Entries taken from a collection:
* BEGIN *

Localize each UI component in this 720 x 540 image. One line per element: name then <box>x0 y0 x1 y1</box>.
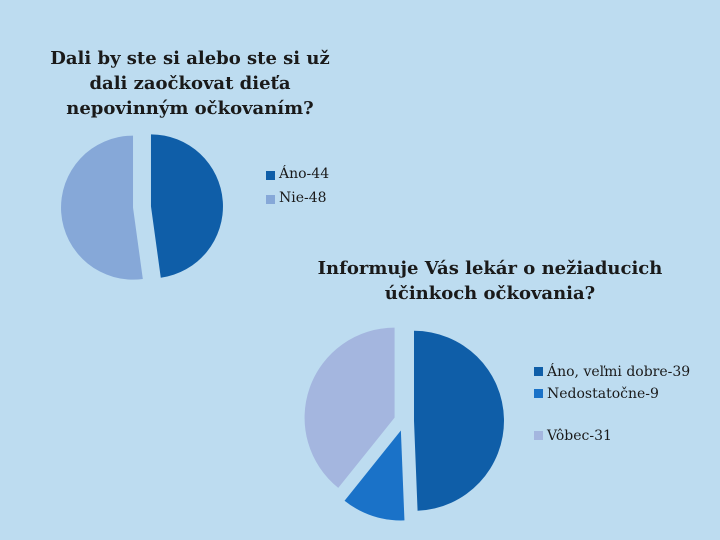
legend-item: Áno, veľmi dobre-39 <box>534 362 694 382</box>
legend-label: Áno-44 <box>279 166 330 182</box>
pie-slice <box>304 327 395 488</box>
legend-swatch <box>534 431 543 440</box>
pie-slice <box>150 134 223 278</box>
legend-item: Nedostatočne-9 <box>534 384 694 404</box>
chart2-legend: Áno, veľmi dobre-39 Nedostatočne-9 Vôbec… <box>534 362 694 446</box>
chart1-title: Dali by ste si alebo ste si už dali zaoč… <box>50 48 330 119</box>
legend-item: Vôbec-31 <box>534 426 694 446</box>
chart2-title: Informuje Vás lekár o nežiaducich účinko… <box>317 258 663 304</box>
pie-slice <box>344 430 405 521</box>
chart1-legend: Áno-44 Nie-48 <box>266 166 329 214</box>
legend-label: Nedostatočne-9 <box>547 386 659 402</box>
legend-item: Nie-48 <box>266 190 329 214</box>
legend-label: Áno, veľmi dobre-39 <box>547 364 691 380</box>
legend-swatch <box>266 195 275 204</box>
legend-label: Vôbec-31 <box>547 428 612 444</box>
legend-label: Nie-48 <box>279 190 327 206</box>
pie-slice <box>413 330 504 511</box>
pie-slice <box>61 135 143 280</box>
legend-swatch <box>534 389 543 398</box>
legend-swatch <box>534 367 543 376</box>
legend-swatch <box>266 171 275 180</box>
legend-item: Áno-44 <box>266 166 329 190</box>
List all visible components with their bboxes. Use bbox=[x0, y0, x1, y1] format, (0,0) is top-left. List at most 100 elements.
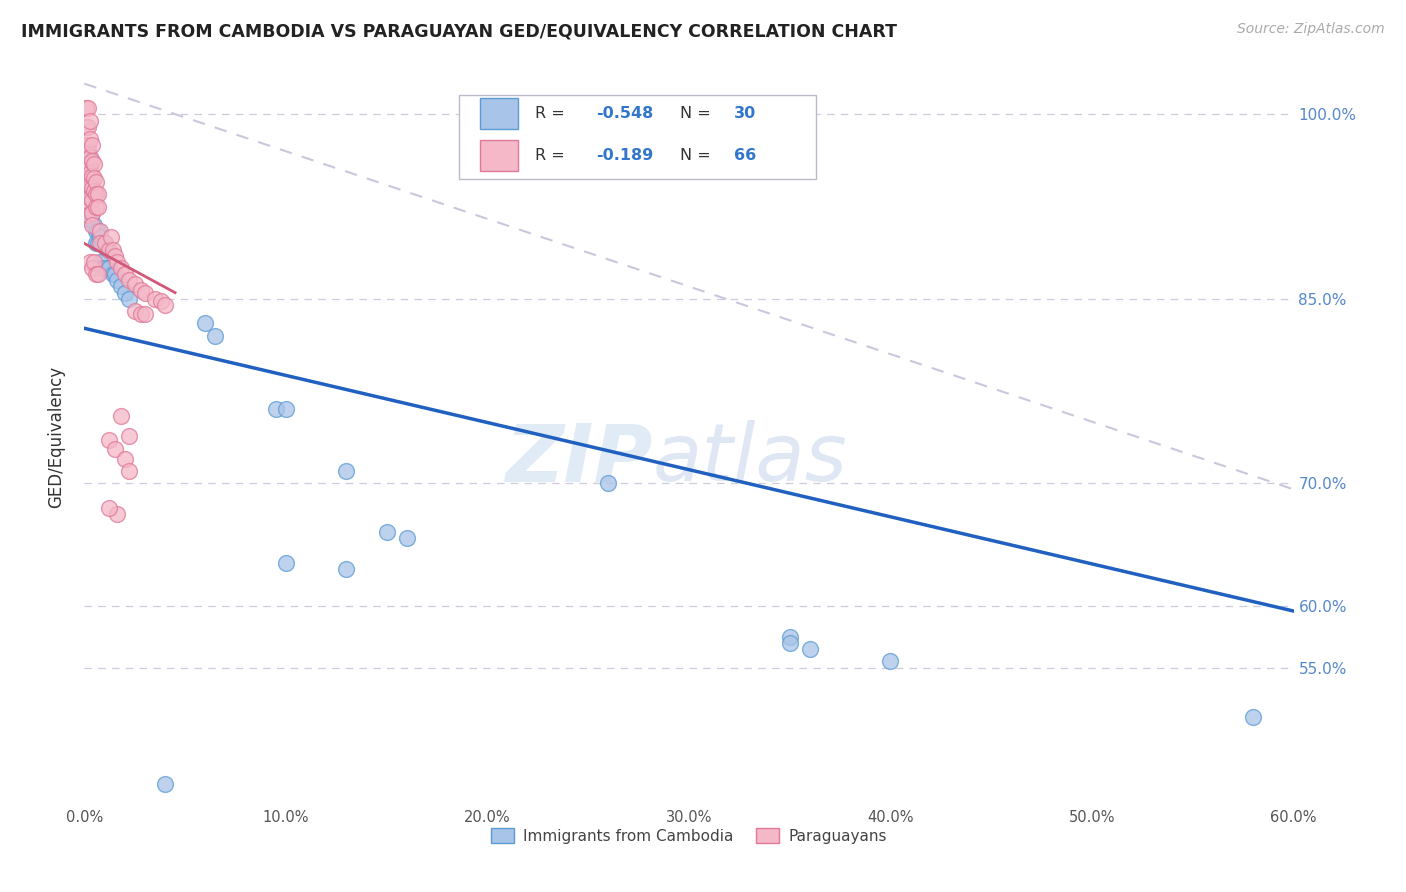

* END *

* Given problem
Reproduce every line of the listing above verbatim, leaving out the pictures.

* The completed task
Localize each UI component in this 720 x 540 image. One line per element: name then <box>x0 y0 x1 y1</box>.
legend-item: Áno, veľmi dobre-39 <box>534 362 694 382</box>
legend-label: Áno-44 <box>279 166 330 182</box>
pie-slice <box>304 327 395 488</box>
legend-swatch <box>534 431 543 440</box>
pie-slice <box>150 134 223 278</box>
legend-item: Nedostatočne-9 <box>534 384 694 404</box>
chart2-legend: Áno, veľmi dobre-39 Nedostatočne-9 Vôbec… <box>534 362 694 446</box>
chart1-title: Dali by ste si alebo ste si už dali zaoč… <box>50 48 330 119</box>
legend-item: Vôbec-31 <box>534 426 694 446</box>
chart2-title: Informuje Vás lekár o nežiaducich účinko… <box>317 258 663 304</box>
pie-slice <box>344 430 405 521</box>
chart1-legend: Áno-44 Nie-48 <box>266 166 329 214</box>
legend-label: Nedostatočne-9 <box>547 386 659 402</box>
legend-item: Nie-48 <box>266 190 329 214</box>
legend-label: Áno, veľmi dobre-39 <box>547 364 691 380</box>
legend-swatch <box>266 195 275 204</box>
legend-label: Vôbec-31 <box>547 428 612 444</box>
legend-label: Nie-48 <box>279 190 327 206</box>
pie-slice <box>413 330 504 511</box>
pie-slice <box>61 135 143 280</box>
legend-swatch <box>534 389 543 398</box>
legend-swatch <box>534 367 543 376</box>
legend-swatch <box>266 171 275 180</box>
legend-item: Áno-44 <box>266 166 329 190</box>
List all visible components with their bboxes. Use bbox=[x0, y0, x1, y1] format, (0,0) is top-left. List at most 100 elements.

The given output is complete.